#### [What is being asked]
Write out every entry exactly as it appears.

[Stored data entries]
__________
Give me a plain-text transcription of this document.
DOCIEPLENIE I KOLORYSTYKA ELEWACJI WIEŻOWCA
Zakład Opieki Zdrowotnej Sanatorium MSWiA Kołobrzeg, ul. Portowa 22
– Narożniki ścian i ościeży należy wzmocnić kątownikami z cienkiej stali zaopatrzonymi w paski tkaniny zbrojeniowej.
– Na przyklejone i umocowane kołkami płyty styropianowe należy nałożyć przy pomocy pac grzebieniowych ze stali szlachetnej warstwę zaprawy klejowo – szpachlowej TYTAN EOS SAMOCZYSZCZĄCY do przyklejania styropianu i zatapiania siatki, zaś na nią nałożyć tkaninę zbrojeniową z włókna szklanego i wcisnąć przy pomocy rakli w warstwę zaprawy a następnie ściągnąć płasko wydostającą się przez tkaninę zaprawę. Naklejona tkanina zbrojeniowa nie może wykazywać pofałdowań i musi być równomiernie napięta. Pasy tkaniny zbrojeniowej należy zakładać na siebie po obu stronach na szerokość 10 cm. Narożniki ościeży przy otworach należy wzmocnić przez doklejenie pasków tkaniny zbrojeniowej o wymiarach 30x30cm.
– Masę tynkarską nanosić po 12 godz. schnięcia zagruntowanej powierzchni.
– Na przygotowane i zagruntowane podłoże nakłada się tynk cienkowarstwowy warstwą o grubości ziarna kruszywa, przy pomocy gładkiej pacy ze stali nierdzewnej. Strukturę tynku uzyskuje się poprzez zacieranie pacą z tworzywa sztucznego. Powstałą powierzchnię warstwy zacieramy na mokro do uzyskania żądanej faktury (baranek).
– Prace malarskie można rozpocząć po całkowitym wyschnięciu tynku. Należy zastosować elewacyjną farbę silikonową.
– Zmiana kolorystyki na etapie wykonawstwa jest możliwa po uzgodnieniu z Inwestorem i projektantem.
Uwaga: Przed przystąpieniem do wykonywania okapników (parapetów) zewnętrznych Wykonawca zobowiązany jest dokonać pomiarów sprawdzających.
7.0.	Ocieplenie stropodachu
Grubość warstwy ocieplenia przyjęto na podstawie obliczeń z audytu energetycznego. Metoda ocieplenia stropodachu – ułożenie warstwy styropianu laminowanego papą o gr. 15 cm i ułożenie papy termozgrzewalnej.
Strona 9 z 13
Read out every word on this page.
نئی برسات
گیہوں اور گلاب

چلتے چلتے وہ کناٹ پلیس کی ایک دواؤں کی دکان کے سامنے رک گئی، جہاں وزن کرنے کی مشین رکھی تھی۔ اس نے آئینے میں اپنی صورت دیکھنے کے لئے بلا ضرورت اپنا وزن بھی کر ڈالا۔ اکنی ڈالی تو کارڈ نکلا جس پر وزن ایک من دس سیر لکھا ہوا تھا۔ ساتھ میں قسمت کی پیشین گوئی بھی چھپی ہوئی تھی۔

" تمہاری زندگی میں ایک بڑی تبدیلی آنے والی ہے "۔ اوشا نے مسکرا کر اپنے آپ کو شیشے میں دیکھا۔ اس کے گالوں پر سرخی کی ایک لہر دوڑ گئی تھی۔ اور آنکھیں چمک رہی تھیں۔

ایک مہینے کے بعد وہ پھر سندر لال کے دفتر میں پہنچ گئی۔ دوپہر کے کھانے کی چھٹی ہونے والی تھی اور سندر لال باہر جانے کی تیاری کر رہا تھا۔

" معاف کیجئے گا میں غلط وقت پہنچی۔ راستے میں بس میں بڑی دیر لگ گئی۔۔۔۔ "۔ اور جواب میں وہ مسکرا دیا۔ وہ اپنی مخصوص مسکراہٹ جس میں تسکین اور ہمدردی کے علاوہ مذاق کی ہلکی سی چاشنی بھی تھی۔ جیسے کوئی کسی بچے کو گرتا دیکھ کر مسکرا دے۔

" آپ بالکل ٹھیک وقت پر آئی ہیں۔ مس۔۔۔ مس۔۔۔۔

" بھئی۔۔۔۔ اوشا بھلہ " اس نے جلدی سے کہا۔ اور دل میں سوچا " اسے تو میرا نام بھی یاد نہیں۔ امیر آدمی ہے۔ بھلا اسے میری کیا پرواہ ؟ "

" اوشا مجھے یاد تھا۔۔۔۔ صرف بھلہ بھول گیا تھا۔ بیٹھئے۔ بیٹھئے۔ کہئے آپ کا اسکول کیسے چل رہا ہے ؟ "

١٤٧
__________
#### [Answer to this problem]
Give me a plain-text transcription of this document.
DOCIEPLENIE I KOLORYSTYKA ELEWACJI WIEŻOWCA
Zakład Opieki Zdrowotnej Sanatorium MSWiA Kołobrzeg, ul. Portowa 22
– Narożniki ścian i ościeży należy wzmocnić kątownikami z cienkiej stali zaopatrzonymi w paski tkaniny zbrojeniowej.
– Na przyklejone i umocowane kołkami płyty styropianowe należy nałożyć przy pomocy pac grzebieniowych ze stali szlachetnej warstwę zaprawy klejowo – szpachlowej TYTAN EOS SAMOCZYSZCZĄCY do przyklejania styropianu i zatapiania siatki, zaś na nią nałożyć tkaninę zbrojeniową z włókna szklanego i wcisnąć przy pomocy rakli w warstwę zaprawy a następnie ściągnąć płasko wydostającą się przez tkaninę zaprawę. Naklejona tkanina zbrojeniowa nie może wykazywać pofałdowań i musi być równomiernie napięta. Pasy tkaniny zbrojeniowej należy zakładać na siebie po obu stronach na szerokość 10 cm. Narożniki ościeży przy otworach należy wzmocnić przez doklejenie pasków tkaniny zbrojeniowej o wymiarach 30x30cm.
– Masę tynkarską nanosić po 12 godz. schnięcia zagruntowanej powierzchni.
– Na przygotowane i zagruntowane podłoże nakłada się tynk cienkowarstwowy warstwą o grubości ziarna kruszywa, przy pomocy gładkiej pacy ze stali nierdzewnej. Strukturę tynku uzyskuje się poprzez zacieranie pacą z tworzywa sztucznego. Powstałą powierzchnię warstwy zacieramy na mokro do uzyskania żądanej faktury (baranek).
– Prace malarskie można rozpocząć po całkowitym wyschnięciu tynku. Należy zastosować elewacyjną farbę silikonową.
– Zmiana kolorystyki na etapie wykonawstwa jest możliwa po uzgodnieniu z Inwestorem i projektantem.
Uwaga: Przed przystąpieniem do wykonywania okapników (parapetów) zewnętrznych Wykonawca zobowiązany jest dokonać pomiarów sprawdzających.
7.0.	Ocieplenie stropodachu
Grubość warstwy ocieplenia przyjęto na podstawie obliczeń z audytu energetycznego. Metoda ocieplenia stropodachu – ułożenie warstwy styropianu laminowanego papą o gr. 15 cm i ułożenie papy termozgrzewalnej.
Strona 9 z 13
Read out every word on this page.
نئی برسات
گیہوں اور گلاب

چلتے چلتے وہ کناٹ پلیس کی ایک دواؤں کی دکان کے سامنے رک گئی، جہاں وزن کرنے کی مشین رکھی تھی۔ اس نے آئینے میں اپنی صورت دیکھنے کے لئے بلا ضرورت اپنا وزن بھی کر ڈالا۔ اکنی ڈالی تو کارڈ نکلا جس پر وزن ایک من دس سیر لکھا ہوا تھا۔ ساتھ میں قسمت کی پیشین گوئی بھی چھپی ہوئی تھی۔

" تمہاری زندگی میں ایک بڑی تبدیلی آنے والی ہے "۔ اوشا نے مسکرا کر اپنے آپ کو شیشے میں دیکھا۔ اس کے گالوں پر سرخی کی ایک لہر دوڑ گئی تھی۔ اور آنکھیں چمک رہی تھیں۔

ایک مہینے کے بعد وہ پھر سندر لال کے دفتر میں پہنچ گئی۔ دوپہر کے کھانے کی چھٹی ہونے والی تھی اور سندر لال باہر جانے کی تیاری کر رہا تھا۔

" معاف کیجئے گا میں غلط وقت پہنچی۔ راستے میں بس میں بڑی دیر لگ گئی۔۔۔۔ "۔ اور جواب میں وہ مسکرا دیا۔ وہ اپنی مخصوص مسکراہٹ جس میں تسکین اور ہمدردی کے علاوہ مذاق کی ہلکی سی چاشنی بھی تھی۔ جیسے کوئی کسی بچے کو گرتا دیکھ کر مسکرا دے۔

" آپ بالکل ٹھیک وقت پر آئی ہیں۔ مس۔۔۔ مس۔۔۔۔

" بھئی۔۔۔۔ اوشا بھلہ " اس نے جلدی سے کہا۔ اور دل میں سوچا " اسے تو میرا نام بھی یاد نہیں۔ امیر آدمی ہے۔ بھلا اسے میری کیا پرواہ ؟ "

" اوشا مجھے یاد تھا۔۔۔۔ صرف بھلہ بھول گیا تھا۔ بیٹھئے۔ بیٹھئے۔ کہئے آپ کا اسکول کیسے چل رہا ہے ؟ "

١٤٧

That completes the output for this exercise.